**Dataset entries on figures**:
################

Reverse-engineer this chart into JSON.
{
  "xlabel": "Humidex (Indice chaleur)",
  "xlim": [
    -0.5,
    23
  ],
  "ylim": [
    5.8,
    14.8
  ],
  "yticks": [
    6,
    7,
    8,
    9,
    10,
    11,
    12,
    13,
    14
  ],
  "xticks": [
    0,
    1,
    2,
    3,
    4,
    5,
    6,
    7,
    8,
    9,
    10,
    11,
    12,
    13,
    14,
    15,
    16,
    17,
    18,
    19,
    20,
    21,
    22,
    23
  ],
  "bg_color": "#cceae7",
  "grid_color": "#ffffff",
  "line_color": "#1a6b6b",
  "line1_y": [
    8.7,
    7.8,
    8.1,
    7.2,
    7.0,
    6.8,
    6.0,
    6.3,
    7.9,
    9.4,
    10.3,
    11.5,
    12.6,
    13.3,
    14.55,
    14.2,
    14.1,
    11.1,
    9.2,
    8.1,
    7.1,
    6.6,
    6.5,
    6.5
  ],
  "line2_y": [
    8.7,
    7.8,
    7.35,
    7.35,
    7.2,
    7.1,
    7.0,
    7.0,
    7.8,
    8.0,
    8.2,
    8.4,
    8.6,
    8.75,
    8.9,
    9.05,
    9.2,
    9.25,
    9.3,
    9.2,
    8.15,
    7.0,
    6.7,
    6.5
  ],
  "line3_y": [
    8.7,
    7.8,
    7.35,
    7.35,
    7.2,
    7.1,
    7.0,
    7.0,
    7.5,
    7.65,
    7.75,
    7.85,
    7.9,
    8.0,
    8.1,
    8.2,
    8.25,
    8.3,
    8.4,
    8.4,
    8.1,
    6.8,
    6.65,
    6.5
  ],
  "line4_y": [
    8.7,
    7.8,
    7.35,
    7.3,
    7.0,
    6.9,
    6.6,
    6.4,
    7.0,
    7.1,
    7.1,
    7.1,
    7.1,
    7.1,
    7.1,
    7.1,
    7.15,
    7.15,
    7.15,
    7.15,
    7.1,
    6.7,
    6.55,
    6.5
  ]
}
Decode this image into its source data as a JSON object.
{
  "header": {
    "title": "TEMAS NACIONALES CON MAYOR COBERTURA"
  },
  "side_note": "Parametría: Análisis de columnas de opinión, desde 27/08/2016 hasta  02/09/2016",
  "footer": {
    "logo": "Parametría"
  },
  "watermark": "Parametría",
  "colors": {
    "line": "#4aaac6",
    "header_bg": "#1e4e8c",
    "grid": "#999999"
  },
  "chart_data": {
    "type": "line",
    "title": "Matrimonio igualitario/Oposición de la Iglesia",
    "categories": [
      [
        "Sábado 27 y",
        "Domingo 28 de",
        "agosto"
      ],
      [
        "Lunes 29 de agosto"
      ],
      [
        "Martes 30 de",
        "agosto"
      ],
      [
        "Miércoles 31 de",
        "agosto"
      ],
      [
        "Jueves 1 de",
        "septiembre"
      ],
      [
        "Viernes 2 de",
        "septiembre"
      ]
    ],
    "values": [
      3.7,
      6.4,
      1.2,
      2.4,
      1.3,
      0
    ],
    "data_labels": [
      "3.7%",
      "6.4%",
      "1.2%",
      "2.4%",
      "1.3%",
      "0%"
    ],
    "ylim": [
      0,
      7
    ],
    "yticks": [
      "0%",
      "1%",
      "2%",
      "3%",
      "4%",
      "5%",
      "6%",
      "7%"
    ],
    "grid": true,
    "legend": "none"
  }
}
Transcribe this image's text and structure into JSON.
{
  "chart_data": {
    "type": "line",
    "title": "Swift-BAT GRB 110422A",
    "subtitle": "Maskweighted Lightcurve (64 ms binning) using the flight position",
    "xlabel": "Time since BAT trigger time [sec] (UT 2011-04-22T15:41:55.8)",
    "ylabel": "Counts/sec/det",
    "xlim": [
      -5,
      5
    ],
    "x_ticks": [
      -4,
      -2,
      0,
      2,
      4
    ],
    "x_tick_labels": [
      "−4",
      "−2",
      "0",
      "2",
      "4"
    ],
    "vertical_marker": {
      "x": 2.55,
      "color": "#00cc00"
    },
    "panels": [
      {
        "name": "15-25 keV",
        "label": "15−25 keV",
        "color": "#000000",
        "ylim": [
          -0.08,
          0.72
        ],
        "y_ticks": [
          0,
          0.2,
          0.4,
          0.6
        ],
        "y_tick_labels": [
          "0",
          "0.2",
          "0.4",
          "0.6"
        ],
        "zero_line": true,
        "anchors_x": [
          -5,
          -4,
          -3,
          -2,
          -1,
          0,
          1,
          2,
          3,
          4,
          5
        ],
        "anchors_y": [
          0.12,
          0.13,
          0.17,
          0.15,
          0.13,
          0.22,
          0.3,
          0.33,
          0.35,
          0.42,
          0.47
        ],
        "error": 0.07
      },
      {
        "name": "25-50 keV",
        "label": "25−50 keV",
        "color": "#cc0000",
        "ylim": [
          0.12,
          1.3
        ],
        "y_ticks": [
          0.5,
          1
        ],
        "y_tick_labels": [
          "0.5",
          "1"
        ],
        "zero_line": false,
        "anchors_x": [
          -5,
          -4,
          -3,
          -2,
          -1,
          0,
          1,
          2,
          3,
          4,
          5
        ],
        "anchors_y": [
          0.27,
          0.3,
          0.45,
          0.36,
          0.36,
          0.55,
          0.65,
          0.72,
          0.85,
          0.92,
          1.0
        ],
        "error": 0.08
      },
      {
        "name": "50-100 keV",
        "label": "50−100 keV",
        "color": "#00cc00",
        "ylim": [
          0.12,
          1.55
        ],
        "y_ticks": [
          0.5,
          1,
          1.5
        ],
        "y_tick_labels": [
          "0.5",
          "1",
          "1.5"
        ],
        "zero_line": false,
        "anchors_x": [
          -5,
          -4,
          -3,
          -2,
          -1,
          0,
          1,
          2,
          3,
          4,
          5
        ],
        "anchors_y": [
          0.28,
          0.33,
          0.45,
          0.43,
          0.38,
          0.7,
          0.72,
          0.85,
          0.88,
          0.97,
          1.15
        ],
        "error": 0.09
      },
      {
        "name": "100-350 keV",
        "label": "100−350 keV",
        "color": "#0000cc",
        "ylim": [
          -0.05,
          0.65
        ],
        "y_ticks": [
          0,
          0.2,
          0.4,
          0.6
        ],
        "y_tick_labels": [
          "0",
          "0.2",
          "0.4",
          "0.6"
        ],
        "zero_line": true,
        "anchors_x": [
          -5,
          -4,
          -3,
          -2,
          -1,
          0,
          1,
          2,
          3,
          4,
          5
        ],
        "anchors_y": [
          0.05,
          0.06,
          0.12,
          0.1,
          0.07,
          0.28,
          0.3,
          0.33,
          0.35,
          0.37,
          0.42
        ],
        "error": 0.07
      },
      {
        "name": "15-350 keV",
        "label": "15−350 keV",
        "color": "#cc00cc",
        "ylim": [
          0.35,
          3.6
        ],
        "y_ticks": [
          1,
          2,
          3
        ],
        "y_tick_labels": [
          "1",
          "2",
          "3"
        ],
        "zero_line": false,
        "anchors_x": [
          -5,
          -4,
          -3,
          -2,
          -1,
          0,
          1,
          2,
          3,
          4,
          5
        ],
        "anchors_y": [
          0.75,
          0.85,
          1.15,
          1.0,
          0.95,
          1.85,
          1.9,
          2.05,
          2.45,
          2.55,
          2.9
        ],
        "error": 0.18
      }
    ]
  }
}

################

**Do this**:
Show the lines of the data that hold the word "xlabel".

**Finished answer**:
  "xlabel": "Humidex (Indice chaleur)",
    "xlabel": "Time since BAT trigger time [sec] (UT 2011-04-22T15:41:55.8)",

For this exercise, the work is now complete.